Return each line containing "noise".

--- Start of PROVIDED DATA ---

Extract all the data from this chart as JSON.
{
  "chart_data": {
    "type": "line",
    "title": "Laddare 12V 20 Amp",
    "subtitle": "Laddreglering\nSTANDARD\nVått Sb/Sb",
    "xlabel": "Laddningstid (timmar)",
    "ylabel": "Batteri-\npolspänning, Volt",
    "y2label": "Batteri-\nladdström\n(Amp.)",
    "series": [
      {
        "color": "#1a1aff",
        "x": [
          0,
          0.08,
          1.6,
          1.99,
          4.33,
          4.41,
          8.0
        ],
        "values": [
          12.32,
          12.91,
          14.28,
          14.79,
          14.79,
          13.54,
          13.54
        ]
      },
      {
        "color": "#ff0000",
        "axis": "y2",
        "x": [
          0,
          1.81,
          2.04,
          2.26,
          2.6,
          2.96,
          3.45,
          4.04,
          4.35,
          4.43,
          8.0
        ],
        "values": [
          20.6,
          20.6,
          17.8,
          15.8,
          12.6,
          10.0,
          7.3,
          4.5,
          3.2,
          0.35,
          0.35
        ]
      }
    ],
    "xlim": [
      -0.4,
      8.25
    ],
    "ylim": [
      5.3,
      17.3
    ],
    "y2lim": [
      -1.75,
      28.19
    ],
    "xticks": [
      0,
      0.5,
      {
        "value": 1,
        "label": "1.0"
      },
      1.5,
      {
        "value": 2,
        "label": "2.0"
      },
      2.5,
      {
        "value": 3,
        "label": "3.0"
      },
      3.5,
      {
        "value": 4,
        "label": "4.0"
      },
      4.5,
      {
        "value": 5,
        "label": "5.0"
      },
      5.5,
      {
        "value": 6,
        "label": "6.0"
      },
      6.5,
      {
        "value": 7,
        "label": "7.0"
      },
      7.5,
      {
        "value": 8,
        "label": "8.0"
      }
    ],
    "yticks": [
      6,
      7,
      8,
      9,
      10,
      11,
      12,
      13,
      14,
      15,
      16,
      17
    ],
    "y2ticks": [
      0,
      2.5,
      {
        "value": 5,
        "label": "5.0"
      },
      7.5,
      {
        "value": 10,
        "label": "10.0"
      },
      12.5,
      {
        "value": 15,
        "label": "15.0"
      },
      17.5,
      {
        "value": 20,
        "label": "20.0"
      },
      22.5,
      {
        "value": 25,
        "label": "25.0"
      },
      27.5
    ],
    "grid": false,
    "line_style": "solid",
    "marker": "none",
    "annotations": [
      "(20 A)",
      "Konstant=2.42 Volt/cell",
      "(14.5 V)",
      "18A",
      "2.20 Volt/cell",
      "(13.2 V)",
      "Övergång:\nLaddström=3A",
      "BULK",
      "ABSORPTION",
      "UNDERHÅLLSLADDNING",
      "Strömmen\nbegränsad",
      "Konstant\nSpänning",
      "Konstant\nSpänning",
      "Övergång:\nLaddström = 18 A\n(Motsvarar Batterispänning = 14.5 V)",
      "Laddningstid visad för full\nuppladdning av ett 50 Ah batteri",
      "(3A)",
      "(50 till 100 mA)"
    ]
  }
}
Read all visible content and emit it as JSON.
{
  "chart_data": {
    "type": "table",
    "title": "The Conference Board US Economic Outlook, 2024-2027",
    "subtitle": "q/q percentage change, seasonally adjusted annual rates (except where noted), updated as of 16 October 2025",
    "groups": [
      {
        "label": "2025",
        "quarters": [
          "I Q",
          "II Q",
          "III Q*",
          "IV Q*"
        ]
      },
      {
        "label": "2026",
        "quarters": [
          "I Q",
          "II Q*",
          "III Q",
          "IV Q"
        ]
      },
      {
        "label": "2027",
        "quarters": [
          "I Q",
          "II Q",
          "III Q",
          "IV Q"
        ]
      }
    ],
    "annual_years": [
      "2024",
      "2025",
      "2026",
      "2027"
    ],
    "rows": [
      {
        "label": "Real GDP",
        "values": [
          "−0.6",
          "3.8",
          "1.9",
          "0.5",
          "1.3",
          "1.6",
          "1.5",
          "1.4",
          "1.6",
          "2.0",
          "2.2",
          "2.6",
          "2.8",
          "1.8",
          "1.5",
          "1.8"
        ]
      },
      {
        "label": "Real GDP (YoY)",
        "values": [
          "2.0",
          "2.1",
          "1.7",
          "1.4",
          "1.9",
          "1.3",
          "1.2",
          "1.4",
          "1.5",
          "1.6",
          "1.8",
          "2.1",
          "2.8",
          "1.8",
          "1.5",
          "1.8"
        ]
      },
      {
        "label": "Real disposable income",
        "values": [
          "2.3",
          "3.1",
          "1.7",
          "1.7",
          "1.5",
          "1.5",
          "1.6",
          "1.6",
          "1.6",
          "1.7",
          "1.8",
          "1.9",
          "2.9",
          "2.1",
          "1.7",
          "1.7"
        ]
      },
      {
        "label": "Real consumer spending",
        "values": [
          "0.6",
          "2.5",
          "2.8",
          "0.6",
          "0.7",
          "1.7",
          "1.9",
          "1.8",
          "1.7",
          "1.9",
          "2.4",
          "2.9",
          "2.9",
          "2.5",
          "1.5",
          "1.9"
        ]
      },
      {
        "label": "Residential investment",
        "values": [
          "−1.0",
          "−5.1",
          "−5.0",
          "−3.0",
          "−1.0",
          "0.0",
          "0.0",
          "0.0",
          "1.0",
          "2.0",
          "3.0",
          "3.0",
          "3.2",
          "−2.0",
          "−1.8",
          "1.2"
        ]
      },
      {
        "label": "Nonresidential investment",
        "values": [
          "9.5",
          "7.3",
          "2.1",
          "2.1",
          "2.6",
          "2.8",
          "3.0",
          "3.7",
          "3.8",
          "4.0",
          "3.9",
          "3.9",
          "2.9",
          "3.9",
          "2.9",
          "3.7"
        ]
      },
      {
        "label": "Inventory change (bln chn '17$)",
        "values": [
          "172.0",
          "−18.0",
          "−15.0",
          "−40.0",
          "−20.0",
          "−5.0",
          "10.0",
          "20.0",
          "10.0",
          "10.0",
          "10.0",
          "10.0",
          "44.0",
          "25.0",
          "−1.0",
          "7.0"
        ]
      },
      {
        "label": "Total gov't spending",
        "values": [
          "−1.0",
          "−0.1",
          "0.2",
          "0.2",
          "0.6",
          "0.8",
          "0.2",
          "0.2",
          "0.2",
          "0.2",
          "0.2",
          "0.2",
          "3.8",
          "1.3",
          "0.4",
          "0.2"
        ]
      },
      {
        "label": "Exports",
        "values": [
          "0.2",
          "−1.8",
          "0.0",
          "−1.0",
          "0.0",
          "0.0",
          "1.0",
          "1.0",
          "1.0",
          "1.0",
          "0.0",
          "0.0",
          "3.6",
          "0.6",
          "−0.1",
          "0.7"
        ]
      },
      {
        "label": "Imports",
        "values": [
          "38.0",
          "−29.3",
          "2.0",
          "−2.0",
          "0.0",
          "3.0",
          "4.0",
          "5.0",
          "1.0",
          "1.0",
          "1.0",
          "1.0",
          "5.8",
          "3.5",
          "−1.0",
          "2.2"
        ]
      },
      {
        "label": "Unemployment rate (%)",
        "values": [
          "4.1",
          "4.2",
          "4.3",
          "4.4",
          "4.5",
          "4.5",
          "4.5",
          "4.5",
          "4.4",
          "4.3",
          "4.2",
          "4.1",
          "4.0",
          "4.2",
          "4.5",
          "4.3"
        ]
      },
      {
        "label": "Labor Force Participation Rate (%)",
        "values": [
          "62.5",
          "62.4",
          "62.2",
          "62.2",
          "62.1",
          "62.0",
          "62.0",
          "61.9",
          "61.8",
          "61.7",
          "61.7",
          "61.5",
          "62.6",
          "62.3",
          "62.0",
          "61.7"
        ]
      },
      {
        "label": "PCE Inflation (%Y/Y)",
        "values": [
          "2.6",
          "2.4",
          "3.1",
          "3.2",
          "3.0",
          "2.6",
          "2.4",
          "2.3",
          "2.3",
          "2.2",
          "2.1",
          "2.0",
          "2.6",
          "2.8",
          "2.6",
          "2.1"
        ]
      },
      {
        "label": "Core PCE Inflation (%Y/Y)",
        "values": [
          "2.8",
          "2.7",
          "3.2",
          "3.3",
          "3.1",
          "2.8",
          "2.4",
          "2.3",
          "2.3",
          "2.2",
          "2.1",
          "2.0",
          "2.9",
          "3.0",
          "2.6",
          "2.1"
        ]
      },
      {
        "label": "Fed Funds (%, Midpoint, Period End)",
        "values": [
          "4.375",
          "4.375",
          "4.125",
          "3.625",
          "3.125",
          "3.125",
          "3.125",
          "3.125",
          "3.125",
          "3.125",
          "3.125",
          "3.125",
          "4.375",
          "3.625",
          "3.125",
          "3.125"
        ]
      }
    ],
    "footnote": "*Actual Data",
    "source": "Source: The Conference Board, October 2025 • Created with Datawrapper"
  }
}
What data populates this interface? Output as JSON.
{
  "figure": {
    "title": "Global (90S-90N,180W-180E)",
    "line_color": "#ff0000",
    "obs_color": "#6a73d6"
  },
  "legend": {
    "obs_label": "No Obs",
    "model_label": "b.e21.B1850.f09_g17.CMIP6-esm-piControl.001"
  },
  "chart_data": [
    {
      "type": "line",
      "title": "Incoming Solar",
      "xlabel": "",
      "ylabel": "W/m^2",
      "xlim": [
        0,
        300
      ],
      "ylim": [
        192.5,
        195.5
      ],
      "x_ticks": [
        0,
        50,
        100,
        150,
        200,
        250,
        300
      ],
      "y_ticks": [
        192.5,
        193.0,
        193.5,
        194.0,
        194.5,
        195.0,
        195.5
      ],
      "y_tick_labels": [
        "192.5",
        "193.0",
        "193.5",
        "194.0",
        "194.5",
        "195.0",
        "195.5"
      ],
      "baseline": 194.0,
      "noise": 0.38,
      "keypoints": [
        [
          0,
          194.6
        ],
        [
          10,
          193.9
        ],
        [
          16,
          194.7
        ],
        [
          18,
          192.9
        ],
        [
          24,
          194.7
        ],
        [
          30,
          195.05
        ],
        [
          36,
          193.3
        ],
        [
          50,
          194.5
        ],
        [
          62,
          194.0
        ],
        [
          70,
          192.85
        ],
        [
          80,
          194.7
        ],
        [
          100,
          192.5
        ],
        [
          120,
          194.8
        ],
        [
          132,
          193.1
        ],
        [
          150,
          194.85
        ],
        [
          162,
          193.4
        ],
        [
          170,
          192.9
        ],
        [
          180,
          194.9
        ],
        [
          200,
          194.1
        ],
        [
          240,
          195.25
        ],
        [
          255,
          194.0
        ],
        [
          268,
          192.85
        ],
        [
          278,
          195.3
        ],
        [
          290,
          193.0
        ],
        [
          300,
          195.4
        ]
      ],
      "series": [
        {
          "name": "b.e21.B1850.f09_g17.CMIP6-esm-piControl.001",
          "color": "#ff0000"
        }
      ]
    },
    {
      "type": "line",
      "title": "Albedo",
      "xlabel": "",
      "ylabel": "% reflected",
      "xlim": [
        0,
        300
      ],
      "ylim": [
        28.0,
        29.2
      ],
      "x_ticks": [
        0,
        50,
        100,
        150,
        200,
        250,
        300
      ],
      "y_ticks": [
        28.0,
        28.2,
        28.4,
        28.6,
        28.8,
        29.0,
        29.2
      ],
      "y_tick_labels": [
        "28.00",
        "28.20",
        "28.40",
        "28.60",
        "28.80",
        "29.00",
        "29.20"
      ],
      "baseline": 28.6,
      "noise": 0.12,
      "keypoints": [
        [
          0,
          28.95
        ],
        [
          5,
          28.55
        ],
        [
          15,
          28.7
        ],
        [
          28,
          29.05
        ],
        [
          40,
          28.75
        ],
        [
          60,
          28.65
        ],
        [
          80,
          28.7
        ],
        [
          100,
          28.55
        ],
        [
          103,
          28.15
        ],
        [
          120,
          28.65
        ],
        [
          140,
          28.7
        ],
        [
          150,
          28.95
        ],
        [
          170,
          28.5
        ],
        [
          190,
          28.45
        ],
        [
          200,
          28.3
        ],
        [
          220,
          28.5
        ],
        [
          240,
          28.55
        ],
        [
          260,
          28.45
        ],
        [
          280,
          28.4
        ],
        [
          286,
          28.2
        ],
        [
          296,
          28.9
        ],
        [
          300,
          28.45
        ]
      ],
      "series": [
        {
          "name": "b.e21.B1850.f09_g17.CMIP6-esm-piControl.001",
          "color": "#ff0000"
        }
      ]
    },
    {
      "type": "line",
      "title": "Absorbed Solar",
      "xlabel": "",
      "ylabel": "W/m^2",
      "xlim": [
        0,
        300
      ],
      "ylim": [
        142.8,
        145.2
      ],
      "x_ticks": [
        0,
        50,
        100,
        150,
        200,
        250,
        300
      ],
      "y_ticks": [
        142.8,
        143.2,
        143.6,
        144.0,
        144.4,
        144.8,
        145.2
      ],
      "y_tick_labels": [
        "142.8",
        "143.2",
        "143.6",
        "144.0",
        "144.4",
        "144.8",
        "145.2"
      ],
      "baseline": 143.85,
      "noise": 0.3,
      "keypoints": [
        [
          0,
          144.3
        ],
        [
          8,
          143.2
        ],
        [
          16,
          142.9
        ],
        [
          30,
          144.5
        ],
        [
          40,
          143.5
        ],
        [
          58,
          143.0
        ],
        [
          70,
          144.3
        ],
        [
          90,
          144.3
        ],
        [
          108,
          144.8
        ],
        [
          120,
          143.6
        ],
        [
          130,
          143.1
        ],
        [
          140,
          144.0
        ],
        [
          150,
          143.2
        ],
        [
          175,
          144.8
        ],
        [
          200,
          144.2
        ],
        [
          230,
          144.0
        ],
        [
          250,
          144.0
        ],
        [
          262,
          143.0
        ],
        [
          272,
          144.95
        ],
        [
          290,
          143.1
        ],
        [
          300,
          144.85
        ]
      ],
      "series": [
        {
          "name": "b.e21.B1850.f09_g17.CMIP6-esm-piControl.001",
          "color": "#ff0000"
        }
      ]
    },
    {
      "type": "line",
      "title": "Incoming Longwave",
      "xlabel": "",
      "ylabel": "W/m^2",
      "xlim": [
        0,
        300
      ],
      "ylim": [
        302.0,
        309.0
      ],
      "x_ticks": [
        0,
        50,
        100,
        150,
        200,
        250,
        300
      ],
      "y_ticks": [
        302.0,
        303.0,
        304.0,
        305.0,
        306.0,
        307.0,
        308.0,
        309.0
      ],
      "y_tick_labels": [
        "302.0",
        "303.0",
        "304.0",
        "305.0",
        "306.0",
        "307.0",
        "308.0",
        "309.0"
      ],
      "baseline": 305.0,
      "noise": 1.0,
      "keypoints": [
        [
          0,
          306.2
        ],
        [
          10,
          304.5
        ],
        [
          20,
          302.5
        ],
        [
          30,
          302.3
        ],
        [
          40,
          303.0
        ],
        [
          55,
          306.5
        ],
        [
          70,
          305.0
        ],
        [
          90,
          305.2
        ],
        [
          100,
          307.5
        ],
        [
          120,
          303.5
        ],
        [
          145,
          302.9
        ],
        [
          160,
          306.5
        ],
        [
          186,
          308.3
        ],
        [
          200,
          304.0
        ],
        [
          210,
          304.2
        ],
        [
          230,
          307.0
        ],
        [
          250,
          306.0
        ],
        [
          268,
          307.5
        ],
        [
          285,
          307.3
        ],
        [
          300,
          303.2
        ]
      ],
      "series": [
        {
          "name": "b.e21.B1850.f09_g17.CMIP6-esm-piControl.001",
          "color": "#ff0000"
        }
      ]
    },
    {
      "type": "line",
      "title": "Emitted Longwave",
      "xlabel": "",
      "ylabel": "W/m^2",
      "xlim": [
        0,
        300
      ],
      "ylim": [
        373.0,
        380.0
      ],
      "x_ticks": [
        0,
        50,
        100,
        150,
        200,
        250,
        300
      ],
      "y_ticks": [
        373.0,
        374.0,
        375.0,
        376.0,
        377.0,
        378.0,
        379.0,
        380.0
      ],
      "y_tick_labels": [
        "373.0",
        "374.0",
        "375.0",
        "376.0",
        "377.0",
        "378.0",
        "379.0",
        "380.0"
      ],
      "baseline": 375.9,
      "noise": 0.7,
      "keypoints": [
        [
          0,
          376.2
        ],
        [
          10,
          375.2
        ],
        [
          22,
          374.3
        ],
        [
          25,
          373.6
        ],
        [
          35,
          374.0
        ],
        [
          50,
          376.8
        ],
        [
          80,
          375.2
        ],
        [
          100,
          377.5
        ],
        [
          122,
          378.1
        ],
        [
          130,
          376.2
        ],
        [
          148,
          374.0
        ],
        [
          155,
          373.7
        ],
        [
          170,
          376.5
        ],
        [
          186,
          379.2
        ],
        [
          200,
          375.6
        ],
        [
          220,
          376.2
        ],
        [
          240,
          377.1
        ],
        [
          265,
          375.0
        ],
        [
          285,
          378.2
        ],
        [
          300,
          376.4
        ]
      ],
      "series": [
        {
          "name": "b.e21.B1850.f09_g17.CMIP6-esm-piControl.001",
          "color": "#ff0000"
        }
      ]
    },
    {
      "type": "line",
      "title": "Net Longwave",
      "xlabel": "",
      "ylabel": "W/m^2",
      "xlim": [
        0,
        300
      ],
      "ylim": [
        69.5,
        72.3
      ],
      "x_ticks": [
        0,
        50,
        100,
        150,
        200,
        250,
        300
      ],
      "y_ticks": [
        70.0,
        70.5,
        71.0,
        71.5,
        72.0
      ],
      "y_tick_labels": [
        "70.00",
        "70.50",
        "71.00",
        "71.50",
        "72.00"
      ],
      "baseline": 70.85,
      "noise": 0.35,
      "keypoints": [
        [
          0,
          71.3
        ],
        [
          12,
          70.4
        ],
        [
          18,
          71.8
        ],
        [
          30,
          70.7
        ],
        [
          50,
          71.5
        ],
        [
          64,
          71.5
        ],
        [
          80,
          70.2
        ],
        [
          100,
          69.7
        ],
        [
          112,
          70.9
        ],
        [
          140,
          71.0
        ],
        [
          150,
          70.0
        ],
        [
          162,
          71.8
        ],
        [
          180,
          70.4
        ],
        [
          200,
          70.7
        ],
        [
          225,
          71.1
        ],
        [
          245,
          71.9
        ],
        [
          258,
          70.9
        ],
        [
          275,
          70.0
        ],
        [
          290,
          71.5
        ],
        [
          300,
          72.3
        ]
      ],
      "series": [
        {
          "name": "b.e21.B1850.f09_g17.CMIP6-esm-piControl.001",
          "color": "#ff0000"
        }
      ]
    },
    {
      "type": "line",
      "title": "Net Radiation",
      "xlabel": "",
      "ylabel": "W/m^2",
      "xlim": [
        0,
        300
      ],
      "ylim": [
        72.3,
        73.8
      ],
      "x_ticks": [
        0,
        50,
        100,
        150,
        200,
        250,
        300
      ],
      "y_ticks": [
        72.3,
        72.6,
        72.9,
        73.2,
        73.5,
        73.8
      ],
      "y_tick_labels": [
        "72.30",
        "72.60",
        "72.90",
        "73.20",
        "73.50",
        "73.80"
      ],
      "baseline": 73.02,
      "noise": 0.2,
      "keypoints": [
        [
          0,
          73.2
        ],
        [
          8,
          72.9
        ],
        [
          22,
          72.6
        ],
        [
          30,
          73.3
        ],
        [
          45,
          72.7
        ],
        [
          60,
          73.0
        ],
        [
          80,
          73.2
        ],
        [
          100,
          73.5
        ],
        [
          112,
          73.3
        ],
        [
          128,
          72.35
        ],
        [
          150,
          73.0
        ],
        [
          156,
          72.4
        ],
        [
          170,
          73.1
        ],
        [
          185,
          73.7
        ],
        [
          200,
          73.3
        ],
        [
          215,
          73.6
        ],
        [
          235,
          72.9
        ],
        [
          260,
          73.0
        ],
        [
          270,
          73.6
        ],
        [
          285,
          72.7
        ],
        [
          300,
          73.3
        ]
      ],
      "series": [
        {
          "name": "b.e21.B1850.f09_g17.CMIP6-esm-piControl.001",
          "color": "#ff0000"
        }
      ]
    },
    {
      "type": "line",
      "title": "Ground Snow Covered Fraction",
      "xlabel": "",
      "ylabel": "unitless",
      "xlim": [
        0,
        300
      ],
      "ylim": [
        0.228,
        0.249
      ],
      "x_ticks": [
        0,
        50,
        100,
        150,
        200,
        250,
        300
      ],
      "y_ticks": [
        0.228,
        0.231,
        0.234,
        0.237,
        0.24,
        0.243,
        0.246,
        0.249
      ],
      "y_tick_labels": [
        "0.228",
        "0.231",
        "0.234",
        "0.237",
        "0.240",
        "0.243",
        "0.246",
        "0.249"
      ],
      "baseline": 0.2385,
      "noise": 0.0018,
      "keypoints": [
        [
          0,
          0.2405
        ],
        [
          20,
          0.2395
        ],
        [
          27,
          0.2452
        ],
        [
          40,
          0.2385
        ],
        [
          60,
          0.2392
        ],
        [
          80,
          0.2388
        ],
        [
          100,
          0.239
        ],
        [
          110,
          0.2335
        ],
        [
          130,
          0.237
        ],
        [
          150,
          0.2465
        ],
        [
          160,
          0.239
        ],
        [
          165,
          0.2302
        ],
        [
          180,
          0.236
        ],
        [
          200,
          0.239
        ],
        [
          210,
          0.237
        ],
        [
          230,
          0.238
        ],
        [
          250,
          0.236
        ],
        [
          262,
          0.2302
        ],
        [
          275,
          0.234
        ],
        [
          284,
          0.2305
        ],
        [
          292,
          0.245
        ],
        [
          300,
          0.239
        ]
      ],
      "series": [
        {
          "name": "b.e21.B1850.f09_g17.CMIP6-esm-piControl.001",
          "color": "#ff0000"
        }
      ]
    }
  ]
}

--- End of PROVIDED DATA ---

TASK RESULT |
      "noise": 0.38,
      "noise": 0.12,
      "noise": 0.3,
      "noise": 1.0,
      "noise": 0.7,
      "noise": 0.35,
      "noise": 0.2,
      "noise": 0.0018,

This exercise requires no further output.